TASK PROMPT: Leave out any picture and return the remaining listing below exactly as given.

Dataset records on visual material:
□ □ □ □

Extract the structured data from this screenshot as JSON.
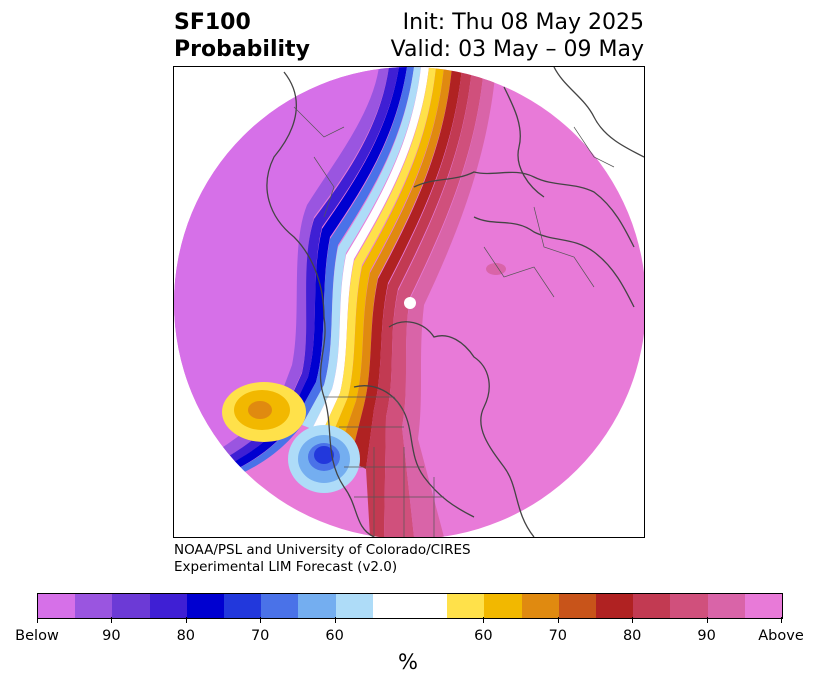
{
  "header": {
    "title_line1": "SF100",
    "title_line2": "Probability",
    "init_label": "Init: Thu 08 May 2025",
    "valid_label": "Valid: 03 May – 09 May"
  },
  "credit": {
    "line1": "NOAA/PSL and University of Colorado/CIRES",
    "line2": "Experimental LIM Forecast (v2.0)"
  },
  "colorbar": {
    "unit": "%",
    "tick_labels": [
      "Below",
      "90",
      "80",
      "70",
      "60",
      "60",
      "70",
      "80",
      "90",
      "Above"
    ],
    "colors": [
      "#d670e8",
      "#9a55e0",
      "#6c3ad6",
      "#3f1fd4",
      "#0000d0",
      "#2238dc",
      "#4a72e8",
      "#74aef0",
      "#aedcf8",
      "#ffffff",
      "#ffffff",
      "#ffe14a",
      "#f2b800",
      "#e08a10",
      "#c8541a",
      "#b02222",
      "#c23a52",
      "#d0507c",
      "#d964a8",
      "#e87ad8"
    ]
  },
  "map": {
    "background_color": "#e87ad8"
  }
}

□ □ □ □

COMPLETE ANSWER:
Extract the structured data from this screenshot as JSON.
{
  "header": {
    "title_line1": "SF100",
    "title_line2": "Probability",
    "init_label": "Init: Thu 08 May 2025",
    "valid_label": "Valid: 03 May – 09 May"
  },
  "credit": {
    "line1": "NOAA/PSL and University of Colorado/CIRES",
    "line2": "Experimental LIM Forecast (v2.0)"
  },
  "colorbar": {
    "unit": "%",
    "tick_labels": [
      "Below",
      "90",
      "80",
      "70",
      "60",
      "60",
      "70",
      "80",
      "90",
      "Above"
    ],
    "colors": [
      "#d670e8",
      "#9a55e0",
      "#6c3ad6",
      "#3f1fd4",
      "#0000d0",
      "#2238dc",
      "#4a72e8",
      "#74aef0",
      "#aedcf8",
      "#ffffff",
      "#ffffff",
      "#ffe14a",
      "#f2b800",
      "#e08a10",
      "#c8541a",
      "#b02222",
      "#c23a52",
      "#d0507c",
      "#d964a8",
      "#e87ad8"
    ]
  },
  "map": {
    "background_color": "#e87ad8"
  }
}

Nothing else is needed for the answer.